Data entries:
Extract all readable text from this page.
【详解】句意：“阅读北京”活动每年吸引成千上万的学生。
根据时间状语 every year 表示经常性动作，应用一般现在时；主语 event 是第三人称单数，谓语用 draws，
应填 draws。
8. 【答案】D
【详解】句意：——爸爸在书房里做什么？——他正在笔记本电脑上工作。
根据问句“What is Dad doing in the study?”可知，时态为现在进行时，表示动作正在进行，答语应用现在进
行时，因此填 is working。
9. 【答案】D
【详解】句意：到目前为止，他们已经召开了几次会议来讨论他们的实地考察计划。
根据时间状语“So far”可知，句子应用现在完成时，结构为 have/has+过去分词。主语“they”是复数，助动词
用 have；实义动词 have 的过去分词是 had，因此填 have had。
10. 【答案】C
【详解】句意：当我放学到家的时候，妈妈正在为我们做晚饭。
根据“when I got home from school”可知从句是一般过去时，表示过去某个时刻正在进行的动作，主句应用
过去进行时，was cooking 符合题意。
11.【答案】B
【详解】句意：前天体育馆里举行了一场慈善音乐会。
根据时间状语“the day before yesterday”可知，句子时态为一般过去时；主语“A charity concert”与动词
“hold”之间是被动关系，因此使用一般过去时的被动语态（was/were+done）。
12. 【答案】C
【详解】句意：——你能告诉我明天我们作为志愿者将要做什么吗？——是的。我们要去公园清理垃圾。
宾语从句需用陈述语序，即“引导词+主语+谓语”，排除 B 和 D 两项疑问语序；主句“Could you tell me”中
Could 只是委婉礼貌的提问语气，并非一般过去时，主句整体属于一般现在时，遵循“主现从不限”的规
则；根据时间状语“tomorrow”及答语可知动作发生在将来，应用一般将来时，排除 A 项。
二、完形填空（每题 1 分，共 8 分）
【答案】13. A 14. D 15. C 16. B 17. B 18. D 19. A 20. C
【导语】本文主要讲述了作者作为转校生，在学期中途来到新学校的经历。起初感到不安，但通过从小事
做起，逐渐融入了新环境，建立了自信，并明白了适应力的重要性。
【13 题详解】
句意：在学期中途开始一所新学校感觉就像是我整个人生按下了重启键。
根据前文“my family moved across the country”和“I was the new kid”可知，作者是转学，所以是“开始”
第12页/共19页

● STATED TASK
Extract every record and return it verbatim.

● PROBLEM SOLUTION
Extract all readable text from this page.
【详解】句意：“阅读北京”活动每年吸引成千上万的学生。
根据时间状语 every year 表示经常性动作，应用一般现在时；主语 event 是第三人称单数，谓语用 draws，
应填 draws。
8. 【答案】D
【详解】句意：——爸爸在书房里做什么？——他正在笔记本电脑上工作。
根据问句“What is Dad doing in the study?”可知，时态为现在进行时，表示动作正在进行，答语应用现在进
行时，因此填 is working。
9. 【答案】D
【详解】句意：到目前为止，他们已经召开了几次会议来讨论他们的实地考察计划。
根据时间状语“So far”可知，句子应用现在完成时，结构为 have/has+过去分词。主语“they”是复数，助动词
用 have；实义动词 have 的过去分词是 had，因此填 have had。
10. 【答案】C
【详解】句意：当我放学到家的时候，妈妈正在为我们做晚饭。
根据“when I got home from school”可知从句是一般过去时，表示过去某个时刻正在进行的动作，主句应用
过去进行时，was cooking 符合题意。
11.【答案】B
【详解】句意：前天体育馆里举行了一场慈善音乐会。
根据时间状语“the day before yesterday”可知，句子时态为一般过去时；主语“A charity concert”与动词
“hold”之间是被动关系，因此使用一般过去时的被动语态（was/were+done）。
12. 【答案】C
【详解】句意：——你能告诉我明天我们作为志愿者将要做什么吗？——是的。我们要去公园清理垃圾。
宾语从句需用陈述语序，即“引导词+主语+谓语”，排除 B 和 D 两项疑问语序；主句“Could you tell me”中
Could 只是委婉礼貌的提问语气，并非一般过去时，主句整体属于一般现在时，遵循“主现从不限”的规
则；根据时间状语“tomorrow”及答语可知动作发生在将来，应用一般将来时，排除 A 项。
二、完形填空（每题 1 分，共 8 分）
【答案】13. A 14. D 15. C 16. B 17. B 18. D 19. A 20. C
【导语】本文主要讲述了作者作为转校生，在学期中途来到新学校的经历。起初感到不安，但通过从小事
做起，逐渐融入了新环境，建立了自信，并明白了适应力的重要性。
【13 题详解】
句意：在学期中途开始一所新学校感觉就像是我整个人生按下了重启键。
根据前文“my family moved across the country”和“I was the new kid”可知，作者是转学，所以是“开始”
第12页/共19页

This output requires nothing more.